> [What needs to be done]:
Pick out every line that holds the string "wytwarza" and copy it.

> [Raw data]:

....

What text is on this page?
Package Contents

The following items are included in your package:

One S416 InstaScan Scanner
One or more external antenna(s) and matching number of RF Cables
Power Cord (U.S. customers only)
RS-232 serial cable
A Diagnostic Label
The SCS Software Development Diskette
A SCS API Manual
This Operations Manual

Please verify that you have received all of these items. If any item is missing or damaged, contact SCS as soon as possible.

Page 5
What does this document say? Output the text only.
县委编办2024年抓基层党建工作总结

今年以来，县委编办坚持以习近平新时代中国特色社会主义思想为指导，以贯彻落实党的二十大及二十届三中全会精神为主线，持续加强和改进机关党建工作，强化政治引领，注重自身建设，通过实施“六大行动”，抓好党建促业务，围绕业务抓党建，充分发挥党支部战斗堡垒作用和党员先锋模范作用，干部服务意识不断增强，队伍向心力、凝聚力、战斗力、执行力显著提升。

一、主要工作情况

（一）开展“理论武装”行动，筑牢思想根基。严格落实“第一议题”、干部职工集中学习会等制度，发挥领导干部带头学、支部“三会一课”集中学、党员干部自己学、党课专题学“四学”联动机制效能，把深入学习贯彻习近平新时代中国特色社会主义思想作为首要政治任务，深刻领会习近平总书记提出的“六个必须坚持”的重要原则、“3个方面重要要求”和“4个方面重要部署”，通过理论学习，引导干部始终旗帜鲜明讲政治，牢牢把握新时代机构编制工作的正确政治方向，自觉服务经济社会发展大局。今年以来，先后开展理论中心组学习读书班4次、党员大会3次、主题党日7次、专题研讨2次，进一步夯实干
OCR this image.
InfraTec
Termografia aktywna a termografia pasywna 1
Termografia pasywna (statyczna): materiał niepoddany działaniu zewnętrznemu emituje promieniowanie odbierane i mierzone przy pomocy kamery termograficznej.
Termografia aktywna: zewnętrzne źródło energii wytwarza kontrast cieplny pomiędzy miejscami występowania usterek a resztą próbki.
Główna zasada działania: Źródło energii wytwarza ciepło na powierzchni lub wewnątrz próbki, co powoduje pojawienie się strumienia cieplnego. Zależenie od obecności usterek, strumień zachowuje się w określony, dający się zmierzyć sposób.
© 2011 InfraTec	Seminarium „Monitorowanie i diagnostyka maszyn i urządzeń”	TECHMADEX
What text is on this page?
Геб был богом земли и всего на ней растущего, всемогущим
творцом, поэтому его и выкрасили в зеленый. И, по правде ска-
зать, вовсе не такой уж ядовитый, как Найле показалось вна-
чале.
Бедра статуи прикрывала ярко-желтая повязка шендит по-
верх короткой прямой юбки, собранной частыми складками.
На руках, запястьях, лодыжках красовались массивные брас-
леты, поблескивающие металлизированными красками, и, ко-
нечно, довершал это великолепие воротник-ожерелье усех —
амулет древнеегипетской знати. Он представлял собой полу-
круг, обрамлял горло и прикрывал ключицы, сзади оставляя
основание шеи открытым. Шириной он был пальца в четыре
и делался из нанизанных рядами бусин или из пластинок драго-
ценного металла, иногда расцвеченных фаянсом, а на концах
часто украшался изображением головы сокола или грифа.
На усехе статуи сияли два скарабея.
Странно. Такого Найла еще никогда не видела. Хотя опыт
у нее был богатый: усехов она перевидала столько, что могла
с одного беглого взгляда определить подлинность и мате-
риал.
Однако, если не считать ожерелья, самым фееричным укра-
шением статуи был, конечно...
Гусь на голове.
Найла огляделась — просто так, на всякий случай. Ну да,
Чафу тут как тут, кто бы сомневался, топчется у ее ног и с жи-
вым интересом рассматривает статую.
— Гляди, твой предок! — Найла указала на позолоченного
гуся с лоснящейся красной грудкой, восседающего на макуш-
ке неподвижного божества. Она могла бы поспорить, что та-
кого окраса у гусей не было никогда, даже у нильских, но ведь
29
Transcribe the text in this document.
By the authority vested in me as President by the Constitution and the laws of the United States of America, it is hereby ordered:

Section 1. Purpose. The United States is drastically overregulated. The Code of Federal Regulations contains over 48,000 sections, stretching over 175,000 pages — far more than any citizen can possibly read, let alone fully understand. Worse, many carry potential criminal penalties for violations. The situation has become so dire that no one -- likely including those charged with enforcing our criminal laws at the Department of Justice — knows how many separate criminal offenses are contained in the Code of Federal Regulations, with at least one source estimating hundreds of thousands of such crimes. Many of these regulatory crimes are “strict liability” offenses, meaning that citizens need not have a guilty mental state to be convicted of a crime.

....

> [Answer to the problem]:
Termografia aktywna: zewnętrzne źródło energii wytwarza kontrast cieplny pomiędzy miejscami występowania usterek a resztą próbki.
Główna zasada działania: Źródło energii wytwarza ciepło na powierzchni lub wewnątrz próbki, co powoduje pojawienie się strumienia cieplnego. Zależenie od obecności usterek, strumień zachowuje się w określony, dający się zmierzyć sposób.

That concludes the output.